Exercise instructions:
Transcribe the lines without changes, starting at the line that contains "123, 347, 126]" and ending at the line that contains "160, 477, 170]", with both of those lines included.
━━━
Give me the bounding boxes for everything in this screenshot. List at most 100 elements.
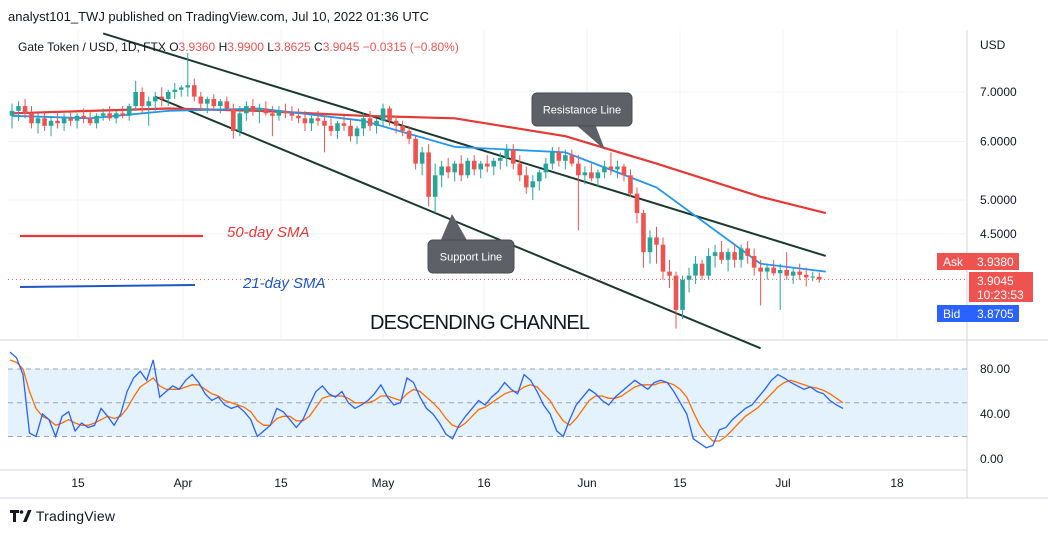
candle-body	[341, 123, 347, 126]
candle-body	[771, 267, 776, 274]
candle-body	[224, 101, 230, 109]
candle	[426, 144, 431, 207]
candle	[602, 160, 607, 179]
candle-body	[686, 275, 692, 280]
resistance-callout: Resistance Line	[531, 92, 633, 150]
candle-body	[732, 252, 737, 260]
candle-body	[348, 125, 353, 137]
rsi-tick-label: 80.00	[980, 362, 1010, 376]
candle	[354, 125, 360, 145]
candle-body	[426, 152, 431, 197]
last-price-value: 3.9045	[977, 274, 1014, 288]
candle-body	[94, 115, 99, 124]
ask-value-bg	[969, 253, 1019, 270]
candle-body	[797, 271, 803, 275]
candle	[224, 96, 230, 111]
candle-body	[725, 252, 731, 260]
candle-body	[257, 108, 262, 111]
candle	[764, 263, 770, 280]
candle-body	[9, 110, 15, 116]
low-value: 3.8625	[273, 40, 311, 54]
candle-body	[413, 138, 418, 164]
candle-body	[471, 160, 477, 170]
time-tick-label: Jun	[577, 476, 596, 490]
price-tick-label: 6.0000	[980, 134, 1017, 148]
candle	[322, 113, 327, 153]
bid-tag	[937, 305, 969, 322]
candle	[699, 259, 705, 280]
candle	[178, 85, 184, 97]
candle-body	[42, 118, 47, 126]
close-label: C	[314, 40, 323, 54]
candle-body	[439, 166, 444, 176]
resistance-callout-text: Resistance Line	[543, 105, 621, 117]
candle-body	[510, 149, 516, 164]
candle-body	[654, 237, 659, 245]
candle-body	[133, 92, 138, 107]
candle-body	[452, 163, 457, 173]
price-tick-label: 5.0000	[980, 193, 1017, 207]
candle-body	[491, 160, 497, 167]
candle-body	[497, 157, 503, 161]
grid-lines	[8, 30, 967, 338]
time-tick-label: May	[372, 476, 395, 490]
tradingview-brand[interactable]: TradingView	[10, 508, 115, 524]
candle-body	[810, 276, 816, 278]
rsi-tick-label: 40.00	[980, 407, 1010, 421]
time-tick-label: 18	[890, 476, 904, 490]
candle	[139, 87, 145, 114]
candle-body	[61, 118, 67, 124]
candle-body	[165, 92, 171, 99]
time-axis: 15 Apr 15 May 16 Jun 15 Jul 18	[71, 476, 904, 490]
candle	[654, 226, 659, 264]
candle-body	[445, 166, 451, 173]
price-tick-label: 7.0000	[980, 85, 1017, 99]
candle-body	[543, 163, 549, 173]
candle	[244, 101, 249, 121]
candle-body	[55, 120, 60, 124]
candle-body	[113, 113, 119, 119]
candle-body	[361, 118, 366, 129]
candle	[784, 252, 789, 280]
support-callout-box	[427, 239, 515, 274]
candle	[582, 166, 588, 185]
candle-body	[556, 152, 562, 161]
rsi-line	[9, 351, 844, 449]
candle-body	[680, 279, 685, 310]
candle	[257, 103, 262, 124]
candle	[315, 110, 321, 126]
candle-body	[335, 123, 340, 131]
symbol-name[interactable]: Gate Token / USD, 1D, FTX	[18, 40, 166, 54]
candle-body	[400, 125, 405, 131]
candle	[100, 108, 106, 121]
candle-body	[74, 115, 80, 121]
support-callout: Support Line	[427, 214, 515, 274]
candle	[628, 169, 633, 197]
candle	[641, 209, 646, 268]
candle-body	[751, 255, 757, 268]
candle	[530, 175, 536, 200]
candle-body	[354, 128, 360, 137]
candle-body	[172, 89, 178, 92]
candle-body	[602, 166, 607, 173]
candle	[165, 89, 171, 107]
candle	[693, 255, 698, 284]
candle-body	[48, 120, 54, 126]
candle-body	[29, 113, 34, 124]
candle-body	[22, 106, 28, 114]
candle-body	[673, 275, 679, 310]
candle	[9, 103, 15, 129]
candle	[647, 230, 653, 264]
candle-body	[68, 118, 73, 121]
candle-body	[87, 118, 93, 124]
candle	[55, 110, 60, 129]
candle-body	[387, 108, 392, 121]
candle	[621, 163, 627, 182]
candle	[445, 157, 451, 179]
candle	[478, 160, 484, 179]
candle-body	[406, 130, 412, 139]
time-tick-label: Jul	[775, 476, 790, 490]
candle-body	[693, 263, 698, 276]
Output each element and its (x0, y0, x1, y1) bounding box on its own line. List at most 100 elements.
━━━
Solution to the problem:
candle-body	[341, 123, 347, 126]
candle-body	[771, 267, 776, 274]
candle-body	[224, 101, 230, 109]
candle	[426, 144, 431, 207]
candle	[602, 160, 607, 179]
candle-body	[686, 275, 692, 280]
resistance-callout: Resistance Line	[531, 92, 633, 150]
candle-body	[732, 252, 737, 260]
candle-body	[348, 125, 353, 137]
rsi-tick-label: 80.00	[980, 362, 1010, 376]
candle	[354, 125, 360, 145]
candle-body	[426, 152, 431, 197]
last-price-value: 3.9045	[977, 274, 1014, 288]
candle-body	[94, 115, 99, 124]
ask-value-bg	[969, 253, 1019, 270]
candle-body	[797, 271, 803, 275]
candle	[224, 96, 230, 111]
candle-body	[725, 252, 731, 260]
candle-body	[257, 108, 262, 111]
candle	[764, 263, 770, 280]
candle-body	[9, 110, 15, 116]
low-value: 3.8625	[273, 40, 311, 54]
candle-body	[413, 138, 418, 164]
candle-body	[471, 160, 477, 170]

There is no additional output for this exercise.